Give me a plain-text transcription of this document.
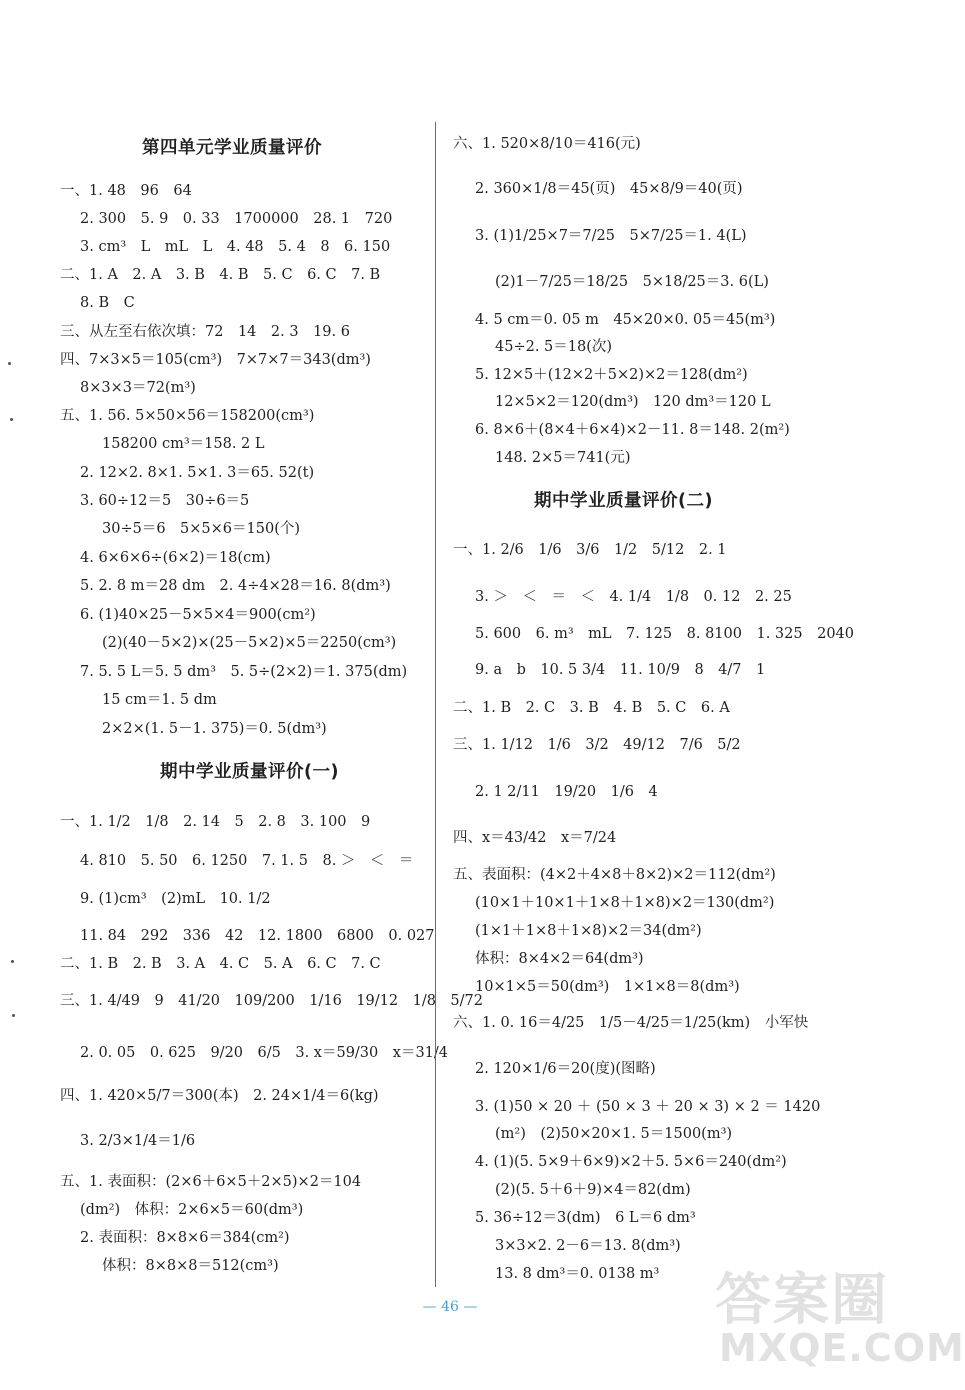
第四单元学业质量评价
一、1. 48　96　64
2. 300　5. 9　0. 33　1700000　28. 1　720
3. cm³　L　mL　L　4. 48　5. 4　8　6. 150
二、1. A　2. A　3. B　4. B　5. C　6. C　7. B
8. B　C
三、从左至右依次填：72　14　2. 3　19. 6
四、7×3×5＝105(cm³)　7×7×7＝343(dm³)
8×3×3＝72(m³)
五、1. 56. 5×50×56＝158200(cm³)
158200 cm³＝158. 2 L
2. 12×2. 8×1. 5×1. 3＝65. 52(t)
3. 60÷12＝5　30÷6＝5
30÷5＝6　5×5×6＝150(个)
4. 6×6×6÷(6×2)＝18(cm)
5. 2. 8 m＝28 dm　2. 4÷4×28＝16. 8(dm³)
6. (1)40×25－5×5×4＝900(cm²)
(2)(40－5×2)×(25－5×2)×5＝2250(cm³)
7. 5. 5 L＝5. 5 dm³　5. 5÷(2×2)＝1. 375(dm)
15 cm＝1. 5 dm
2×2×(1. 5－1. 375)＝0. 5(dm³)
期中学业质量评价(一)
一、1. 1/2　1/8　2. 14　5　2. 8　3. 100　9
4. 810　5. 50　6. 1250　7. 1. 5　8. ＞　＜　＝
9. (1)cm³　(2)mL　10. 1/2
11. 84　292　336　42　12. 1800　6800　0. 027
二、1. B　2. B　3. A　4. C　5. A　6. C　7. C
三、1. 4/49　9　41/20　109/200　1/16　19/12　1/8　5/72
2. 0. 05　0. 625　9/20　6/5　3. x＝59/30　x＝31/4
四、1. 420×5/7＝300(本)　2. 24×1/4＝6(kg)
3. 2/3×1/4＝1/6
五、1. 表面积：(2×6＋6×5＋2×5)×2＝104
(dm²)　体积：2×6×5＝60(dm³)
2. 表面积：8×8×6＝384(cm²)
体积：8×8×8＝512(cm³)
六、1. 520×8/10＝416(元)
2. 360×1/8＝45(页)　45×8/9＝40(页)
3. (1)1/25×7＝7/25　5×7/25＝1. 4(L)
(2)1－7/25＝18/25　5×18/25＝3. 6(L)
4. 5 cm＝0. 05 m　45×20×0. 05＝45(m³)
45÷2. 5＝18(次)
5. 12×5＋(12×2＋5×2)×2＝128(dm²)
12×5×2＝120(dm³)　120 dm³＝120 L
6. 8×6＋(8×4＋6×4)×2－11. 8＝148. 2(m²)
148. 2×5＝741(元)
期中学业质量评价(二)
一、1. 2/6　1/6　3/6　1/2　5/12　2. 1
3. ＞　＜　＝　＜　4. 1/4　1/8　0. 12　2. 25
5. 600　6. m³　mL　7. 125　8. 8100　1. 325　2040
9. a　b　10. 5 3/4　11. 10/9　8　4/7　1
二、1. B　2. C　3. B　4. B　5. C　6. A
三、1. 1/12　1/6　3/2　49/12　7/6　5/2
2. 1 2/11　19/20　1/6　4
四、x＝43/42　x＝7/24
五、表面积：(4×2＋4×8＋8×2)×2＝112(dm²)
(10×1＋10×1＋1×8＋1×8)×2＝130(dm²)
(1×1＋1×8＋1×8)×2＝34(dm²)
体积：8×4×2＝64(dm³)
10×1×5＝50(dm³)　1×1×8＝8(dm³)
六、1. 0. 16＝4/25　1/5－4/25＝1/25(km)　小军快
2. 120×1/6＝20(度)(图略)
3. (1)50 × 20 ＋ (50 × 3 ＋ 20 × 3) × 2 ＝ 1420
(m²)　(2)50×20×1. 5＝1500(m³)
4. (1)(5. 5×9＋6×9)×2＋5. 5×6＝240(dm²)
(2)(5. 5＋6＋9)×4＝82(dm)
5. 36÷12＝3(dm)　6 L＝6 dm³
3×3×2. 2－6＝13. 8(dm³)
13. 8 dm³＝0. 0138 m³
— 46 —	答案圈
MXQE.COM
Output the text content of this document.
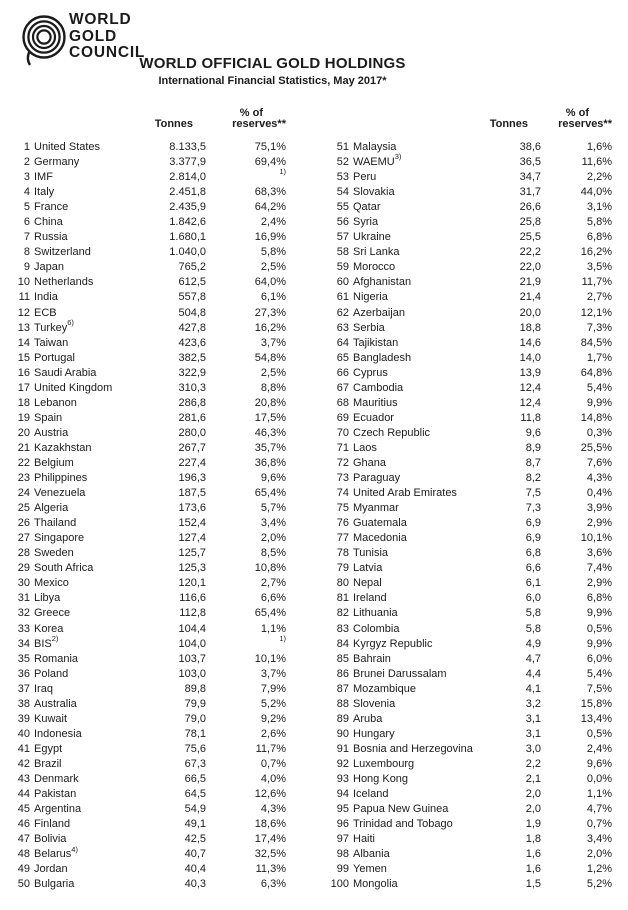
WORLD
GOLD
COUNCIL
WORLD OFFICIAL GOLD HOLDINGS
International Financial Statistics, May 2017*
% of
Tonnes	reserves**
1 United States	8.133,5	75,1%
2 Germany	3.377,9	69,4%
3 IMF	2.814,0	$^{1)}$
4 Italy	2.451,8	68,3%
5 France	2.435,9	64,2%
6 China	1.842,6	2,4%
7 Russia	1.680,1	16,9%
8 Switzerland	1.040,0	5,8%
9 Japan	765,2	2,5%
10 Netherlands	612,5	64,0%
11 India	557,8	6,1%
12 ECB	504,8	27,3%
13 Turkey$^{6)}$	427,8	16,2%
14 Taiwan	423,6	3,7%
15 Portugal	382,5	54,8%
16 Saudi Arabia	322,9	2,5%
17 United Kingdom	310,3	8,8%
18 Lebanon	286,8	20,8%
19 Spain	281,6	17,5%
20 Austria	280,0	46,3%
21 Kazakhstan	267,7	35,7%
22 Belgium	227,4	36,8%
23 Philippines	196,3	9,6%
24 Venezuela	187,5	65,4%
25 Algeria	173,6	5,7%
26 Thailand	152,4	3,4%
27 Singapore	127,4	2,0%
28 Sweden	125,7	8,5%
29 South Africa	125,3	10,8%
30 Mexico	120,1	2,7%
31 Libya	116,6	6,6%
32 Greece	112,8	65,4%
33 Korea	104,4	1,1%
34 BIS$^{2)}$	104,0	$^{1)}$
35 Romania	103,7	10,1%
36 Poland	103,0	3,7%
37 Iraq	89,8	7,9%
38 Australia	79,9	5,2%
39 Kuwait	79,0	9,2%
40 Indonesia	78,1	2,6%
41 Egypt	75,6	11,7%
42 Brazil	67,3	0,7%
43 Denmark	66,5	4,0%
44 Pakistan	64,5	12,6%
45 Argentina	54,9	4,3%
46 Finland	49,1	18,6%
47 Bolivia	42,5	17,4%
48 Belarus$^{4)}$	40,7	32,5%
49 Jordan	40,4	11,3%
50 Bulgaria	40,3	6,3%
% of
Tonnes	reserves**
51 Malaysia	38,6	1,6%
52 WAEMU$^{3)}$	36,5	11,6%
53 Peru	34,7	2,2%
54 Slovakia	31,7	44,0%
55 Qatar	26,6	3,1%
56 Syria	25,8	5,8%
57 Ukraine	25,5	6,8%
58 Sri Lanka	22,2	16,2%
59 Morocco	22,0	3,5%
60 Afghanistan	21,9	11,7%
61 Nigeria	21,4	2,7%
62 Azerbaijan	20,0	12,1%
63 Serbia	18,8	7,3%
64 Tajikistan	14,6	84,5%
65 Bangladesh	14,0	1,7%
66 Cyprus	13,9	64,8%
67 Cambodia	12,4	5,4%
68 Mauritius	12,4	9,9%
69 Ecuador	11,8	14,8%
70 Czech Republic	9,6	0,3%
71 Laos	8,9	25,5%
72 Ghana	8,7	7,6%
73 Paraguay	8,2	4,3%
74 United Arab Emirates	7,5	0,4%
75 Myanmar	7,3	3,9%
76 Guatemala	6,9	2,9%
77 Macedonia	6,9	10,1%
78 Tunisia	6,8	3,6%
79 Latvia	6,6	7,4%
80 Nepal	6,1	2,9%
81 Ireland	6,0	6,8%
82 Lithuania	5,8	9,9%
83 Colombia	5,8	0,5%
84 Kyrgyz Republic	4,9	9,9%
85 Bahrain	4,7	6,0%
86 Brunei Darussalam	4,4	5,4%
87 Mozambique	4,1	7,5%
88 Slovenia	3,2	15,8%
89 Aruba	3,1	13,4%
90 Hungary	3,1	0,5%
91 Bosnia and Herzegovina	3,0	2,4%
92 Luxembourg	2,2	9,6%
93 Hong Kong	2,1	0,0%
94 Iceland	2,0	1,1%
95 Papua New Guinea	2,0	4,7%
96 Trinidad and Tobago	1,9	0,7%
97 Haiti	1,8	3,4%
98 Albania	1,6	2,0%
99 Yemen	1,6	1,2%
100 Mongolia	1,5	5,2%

· · · ·

§ TASK DESCRIPTION: Tally the lines that hold the string "WORLD" and state the total, nothing more.

§ THE RESPONSE: 2